*** RECORDS SHOWN ***
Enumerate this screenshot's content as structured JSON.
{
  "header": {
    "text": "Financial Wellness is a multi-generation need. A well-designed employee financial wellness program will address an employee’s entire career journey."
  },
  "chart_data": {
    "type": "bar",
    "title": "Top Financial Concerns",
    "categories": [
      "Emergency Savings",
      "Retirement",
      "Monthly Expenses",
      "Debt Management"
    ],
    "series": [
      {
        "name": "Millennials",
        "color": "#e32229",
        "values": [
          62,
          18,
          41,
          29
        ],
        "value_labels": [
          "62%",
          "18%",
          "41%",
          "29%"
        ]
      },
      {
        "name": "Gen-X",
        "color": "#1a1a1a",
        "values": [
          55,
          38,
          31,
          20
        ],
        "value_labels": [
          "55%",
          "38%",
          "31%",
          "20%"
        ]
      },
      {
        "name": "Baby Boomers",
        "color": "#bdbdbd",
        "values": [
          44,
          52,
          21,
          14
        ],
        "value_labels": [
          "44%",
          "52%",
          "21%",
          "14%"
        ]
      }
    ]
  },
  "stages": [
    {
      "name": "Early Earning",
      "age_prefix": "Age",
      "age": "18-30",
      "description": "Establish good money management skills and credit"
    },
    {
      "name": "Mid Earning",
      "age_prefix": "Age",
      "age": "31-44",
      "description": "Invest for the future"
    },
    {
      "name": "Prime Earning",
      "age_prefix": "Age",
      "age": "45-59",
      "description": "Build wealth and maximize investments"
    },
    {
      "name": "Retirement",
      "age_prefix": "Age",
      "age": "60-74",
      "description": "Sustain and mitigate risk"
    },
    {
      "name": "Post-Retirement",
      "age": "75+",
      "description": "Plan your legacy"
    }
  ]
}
***
BRIEF:
Scan the data for the word "Earning" and copy every line where it shows up.

CORRECT OUTPUT:
      "name": "Early Earning",
      "name": "Mid Earning",
      "name": "Prime Earning",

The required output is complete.